Work to be completed
Every line below should be copied exactly; drop the pictures.

Given records
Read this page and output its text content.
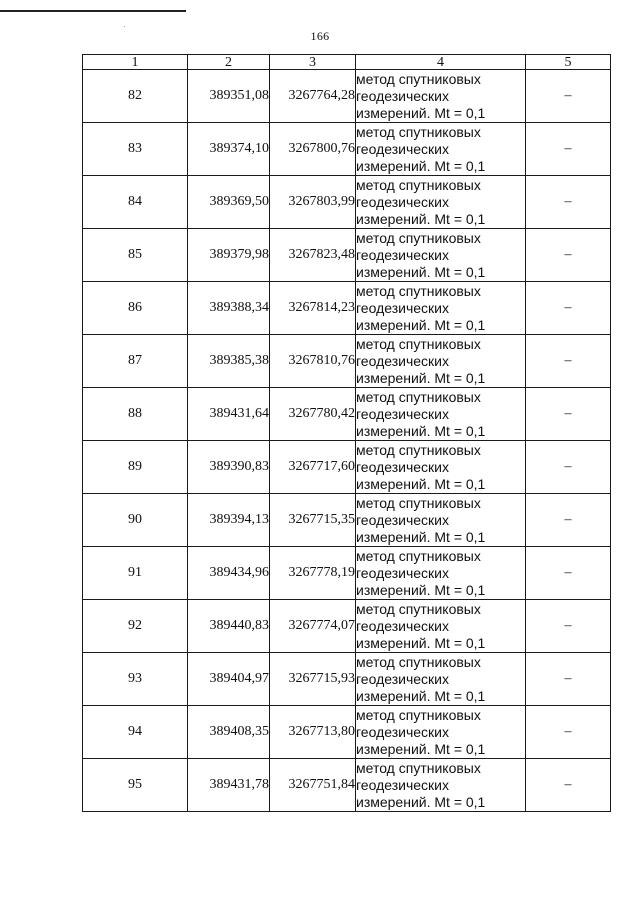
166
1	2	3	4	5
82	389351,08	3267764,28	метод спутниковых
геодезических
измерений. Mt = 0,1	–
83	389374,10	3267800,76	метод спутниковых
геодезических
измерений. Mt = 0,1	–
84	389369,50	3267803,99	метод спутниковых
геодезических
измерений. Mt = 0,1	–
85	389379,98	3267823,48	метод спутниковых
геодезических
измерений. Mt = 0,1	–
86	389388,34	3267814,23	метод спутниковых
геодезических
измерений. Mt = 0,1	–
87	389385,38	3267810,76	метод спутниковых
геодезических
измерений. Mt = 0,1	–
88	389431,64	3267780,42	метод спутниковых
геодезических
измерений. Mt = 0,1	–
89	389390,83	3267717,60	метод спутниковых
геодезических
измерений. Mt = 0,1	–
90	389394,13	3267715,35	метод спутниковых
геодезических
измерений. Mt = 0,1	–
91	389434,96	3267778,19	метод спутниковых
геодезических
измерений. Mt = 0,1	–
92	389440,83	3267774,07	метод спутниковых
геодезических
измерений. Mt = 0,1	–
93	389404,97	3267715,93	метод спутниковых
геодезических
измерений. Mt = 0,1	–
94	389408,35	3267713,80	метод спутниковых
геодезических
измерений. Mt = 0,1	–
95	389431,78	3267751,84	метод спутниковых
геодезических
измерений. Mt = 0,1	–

Answer in full
Read this page and output its text content.
166
1	2	3	4	5
82	389351,08	3267764,28	метод спутниковых
геодезических
измерений. Mt = 0,1	–
83	389374,10	3267800,76	метод спутниковых
геодезических
измерений. Mt = 0,1	–
84	389369,50	3267803,99	метод спутниковых
геодезических
измерений. Mt = 0,1	–
85	389379,98	3267823,48	метод спутниковых
геодезических
измерений. Mt = 0,1	–
86	389388,34	3267814,23	метод спутниковых
геодезических
измерений. Mt = 0,1	–
87	389385,38	3267810,76	метод спутниковых
геодезических
измерений. Mt = 0,1	–
88	389431,64	3267780,42	метод спутниковых
геодезических
измерений. Mt = 0,1	–
89	389390,83	3267717,60	метод спутниковых
геодезических
измерений. Mt = 0,1	–
90	389394,13	3267715,35	метод спутниковых
геодезических
измерений. Mt = 0,1	–
91	389434,96	3267778,19	метод спутниковых
геодезических
измерений. Mt = 0,1	–
92	389440,83	3267774,07	метод спутниковых
геодезических
измерений. Mt = 0,1	–
93	389404,97	3267715,93	метод спутниковых
геодезических
измерений. Mt = 0,1	–
94	389408,35	3267713,80	метод спутниковых
геодезических
измерений. Mt = 0,1	–
95	389431,78	3267751,84	метод спутниковых
геодезических
измерений. Mt = 0,1	–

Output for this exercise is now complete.